| WRITTEN INSTRUCTION |
Copy all lines of the listing that include the string "اوقات".

Records that describe figures:

start

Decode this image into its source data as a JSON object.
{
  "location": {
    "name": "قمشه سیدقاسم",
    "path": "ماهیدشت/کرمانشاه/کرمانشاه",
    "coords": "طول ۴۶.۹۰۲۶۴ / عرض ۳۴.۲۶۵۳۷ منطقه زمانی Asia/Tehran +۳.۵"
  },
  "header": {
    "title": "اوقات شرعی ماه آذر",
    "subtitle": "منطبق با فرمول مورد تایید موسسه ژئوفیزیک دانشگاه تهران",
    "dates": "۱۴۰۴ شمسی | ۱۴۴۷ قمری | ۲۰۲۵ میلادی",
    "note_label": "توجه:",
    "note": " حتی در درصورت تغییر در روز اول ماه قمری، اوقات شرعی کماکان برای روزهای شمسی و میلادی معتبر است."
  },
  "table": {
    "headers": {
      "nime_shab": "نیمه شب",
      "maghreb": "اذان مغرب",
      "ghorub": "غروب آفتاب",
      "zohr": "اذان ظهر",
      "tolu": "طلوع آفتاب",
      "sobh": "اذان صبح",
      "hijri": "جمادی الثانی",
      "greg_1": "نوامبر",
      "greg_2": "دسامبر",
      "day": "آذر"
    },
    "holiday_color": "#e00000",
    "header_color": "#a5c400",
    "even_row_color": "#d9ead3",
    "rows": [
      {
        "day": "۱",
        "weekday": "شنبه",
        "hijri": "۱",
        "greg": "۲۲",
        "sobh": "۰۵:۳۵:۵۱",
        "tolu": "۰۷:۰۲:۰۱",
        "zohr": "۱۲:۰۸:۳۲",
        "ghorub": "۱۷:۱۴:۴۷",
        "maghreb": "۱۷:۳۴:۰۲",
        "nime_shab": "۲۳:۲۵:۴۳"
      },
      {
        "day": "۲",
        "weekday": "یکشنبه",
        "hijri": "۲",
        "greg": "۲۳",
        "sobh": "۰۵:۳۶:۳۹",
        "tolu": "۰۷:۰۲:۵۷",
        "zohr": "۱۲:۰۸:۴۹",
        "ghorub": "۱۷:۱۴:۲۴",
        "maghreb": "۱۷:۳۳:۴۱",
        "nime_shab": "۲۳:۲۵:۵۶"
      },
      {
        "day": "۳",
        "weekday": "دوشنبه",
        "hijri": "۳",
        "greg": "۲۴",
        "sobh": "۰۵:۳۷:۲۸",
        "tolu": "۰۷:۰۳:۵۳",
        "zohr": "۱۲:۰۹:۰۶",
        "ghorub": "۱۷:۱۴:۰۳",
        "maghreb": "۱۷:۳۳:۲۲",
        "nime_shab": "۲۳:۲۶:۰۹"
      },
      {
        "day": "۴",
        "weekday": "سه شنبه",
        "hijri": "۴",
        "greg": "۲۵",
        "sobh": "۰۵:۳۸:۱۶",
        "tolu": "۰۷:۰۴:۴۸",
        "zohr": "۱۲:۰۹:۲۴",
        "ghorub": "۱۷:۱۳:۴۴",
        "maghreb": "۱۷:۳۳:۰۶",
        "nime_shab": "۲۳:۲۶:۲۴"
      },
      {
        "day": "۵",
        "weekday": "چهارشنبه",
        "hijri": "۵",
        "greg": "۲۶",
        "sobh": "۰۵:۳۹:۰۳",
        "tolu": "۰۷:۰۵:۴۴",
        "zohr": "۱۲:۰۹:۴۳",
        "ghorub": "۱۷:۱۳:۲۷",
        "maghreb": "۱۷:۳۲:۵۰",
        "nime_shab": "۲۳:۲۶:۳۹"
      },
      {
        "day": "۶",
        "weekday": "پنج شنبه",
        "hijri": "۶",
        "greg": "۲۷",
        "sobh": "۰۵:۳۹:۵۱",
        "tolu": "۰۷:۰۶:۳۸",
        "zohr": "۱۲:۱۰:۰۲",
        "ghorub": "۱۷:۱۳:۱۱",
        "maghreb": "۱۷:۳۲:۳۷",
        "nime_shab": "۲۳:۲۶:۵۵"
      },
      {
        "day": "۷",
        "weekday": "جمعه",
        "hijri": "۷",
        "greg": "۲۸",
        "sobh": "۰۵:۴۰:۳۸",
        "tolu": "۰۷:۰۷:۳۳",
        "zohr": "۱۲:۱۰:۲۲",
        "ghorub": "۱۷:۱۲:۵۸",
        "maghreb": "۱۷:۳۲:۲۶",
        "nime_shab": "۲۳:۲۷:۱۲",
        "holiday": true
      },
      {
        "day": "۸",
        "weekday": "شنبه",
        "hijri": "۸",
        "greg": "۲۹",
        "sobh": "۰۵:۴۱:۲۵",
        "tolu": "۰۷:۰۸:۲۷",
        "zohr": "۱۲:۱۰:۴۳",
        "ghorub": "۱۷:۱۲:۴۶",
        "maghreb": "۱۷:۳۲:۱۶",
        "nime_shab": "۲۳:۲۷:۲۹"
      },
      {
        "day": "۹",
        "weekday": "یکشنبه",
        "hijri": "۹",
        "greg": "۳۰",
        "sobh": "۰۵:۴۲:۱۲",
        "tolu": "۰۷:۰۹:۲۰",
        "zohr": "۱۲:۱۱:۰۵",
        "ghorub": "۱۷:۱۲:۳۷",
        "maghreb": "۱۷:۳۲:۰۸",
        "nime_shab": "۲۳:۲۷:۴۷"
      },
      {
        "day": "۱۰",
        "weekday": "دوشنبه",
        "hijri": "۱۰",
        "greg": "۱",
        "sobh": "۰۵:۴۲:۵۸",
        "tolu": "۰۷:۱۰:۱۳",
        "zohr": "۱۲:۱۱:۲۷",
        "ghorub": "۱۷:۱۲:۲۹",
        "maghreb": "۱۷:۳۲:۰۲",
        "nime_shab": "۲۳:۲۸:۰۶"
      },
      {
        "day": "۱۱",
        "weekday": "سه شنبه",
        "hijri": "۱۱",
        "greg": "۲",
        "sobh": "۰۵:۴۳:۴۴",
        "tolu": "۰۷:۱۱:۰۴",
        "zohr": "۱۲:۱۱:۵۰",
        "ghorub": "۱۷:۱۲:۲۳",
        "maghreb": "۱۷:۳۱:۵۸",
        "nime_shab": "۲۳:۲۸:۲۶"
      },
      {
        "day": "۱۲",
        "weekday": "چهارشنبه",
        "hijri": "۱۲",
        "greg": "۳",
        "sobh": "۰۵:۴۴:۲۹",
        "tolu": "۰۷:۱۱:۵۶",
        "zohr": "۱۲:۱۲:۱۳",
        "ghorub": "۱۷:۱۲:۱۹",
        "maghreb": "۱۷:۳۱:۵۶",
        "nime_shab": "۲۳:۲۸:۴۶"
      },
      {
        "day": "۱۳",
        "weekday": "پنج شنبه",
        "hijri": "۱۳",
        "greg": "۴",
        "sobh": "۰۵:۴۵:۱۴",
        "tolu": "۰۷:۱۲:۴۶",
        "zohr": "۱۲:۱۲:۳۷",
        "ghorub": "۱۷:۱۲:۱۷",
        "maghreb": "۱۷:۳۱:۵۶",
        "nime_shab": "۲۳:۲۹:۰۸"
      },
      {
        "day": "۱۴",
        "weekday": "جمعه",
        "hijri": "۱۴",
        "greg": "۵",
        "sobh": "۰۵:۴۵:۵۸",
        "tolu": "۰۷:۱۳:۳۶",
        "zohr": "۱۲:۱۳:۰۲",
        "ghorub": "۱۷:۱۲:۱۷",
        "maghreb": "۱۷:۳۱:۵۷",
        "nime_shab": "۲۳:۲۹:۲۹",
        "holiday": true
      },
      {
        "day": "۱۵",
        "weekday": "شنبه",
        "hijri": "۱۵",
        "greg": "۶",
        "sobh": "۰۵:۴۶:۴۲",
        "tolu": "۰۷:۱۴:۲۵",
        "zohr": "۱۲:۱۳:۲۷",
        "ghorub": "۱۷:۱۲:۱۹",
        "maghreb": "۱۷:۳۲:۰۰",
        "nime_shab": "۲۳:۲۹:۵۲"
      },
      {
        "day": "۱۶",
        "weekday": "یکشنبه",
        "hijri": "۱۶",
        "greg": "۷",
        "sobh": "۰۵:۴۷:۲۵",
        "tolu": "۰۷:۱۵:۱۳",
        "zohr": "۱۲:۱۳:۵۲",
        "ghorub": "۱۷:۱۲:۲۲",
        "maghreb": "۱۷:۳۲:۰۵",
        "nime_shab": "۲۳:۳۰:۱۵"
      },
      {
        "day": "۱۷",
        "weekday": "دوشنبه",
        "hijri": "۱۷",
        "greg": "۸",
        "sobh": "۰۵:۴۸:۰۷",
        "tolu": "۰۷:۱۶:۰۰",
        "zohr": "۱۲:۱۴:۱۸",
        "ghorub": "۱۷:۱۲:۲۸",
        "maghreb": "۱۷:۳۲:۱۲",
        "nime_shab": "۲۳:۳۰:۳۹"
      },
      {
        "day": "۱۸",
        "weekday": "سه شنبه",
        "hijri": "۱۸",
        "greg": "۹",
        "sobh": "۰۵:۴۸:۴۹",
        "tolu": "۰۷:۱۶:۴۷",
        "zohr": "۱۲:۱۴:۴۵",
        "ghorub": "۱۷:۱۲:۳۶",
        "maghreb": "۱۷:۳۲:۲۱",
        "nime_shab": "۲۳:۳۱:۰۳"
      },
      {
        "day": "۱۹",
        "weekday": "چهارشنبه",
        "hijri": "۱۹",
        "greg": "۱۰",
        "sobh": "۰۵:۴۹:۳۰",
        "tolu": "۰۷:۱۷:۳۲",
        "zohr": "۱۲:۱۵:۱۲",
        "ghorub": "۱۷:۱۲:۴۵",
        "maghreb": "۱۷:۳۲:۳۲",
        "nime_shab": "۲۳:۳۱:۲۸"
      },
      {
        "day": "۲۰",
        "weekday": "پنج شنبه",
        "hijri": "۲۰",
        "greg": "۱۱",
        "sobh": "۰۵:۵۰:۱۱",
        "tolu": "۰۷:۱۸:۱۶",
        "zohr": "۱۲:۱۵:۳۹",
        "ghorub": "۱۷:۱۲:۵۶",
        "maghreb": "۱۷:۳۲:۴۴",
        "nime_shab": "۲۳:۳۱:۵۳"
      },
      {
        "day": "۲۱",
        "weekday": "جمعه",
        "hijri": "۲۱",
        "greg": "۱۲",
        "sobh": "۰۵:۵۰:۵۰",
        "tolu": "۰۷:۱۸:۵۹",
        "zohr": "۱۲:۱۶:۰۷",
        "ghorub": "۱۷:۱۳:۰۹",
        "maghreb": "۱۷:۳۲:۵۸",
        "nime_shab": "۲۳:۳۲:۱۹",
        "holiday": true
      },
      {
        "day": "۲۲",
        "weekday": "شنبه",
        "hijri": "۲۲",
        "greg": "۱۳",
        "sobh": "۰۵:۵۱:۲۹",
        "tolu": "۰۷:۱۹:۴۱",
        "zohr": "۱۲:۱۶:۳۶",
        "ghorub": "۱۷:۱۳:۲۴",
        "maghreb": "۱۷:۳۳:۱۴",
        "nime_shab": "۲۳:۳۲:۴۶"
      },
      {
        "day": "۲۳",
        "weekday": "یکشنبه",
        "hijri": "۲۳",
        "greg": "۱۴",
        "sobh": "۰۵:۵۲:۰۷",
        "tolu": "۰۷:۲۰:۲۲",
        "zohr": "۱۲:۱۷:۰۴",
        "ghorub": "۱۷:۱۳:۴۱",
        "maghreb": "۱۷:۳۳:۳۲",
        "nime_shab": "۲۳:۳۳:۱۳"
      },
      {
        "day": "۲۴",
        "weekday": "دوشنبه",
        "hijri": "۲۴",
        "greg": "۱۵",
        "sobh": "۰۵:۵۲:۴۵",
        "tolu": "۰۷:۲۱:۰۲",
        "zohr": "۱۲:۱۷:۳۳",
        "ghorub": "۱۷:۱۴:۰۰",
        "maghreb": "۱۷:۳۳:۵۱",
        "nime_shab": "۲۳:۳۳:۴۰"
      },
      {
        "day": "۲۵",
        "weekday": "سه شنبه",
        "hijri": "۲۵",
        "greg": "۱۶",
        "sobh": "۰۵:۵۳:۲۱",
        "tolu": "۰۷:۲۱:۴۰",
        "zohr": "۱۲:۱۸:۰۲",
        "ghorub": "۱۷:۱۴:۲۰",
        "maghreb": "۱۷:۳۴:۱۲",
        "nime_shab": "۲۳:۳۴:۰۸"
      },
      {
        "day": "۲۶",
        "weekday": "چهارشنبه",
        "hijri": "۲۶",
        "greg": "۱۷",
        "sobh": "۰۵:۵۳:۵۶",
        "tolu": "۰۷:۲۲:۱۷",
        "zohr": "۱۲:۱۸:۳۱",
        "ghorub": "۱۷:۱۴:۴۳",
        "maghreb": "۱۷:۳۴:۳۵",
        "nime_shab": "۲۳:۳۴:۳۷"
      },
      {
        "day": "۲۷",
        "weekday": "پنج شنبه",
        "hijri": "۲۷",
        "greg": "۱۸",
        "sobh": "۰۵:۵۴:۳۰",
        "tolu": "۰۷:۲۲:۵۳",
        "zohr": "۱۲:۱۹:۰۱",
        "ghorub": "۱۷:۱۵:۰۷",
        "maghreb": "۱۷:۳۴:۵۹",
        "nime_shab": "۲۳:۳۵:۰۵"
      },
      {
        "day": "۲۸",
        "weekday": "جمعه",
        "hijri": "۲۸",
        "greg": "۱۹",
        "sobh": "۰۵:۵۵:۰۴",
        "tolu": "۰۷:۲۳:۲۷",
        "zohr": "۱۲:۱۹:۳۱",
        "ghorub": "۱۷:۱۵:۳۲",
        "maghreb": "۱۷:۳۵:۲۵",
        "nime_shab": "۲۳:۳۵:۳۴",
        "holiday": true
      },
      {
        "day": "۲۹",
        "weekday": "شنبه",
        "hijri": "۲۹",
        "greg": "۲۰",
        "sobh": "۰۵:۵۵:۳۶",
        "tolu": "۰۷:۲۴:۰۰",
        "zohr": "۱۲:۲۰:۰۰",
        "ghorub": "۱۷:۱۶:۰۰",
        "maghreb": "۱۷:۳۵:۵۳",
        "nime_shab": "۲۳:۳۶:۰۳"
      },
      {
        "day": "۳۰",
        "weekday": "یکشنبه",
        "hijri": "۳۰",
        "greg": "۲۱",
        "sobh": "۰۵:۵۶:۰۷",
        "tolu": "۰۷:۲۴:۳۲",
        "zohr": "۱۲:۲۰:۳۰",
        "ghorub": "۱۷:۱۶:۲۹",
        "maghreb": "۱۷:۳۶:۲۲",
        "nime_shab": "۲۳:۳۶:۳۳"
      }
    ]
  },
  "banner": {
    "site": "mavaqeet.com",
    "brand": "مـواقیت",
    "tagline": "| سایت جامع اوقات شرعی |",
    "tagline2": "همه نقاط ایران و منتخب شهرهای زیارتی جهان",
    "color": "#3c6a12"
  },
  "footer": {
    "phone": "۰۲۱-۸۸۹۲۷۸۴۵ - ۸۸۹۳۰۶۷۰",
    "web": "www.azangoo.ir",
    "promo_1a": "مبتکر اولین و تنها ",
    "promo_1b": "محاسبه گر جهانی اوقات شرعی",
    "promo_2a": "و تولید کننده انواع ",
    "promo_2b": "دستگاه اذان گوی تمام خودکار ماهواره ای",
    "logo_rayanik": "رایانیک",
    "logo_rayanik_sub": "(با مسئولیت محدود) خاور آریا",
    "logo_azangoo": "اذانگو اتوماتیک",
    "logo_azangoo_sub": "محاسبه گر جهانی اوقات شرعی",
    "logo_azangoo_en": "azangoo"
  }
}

end

| SOLUTION BELOW |
    "title": "اوقات شرعی ماه آذر",
    "note": " حتی در درصورت تغییر در روز اول ماه قمری، اوقات شرعی کماکان برای روزهای شمسی و میلادی معتبر است."
    "tagline": "| سایت جامع اوقات شرعی |",
    "promo_1b": "محاسبه گر جهانی اوقات شرعی",
    "logo_azangoo_sub": "محاسبه گر جهانی اوقات شرعی",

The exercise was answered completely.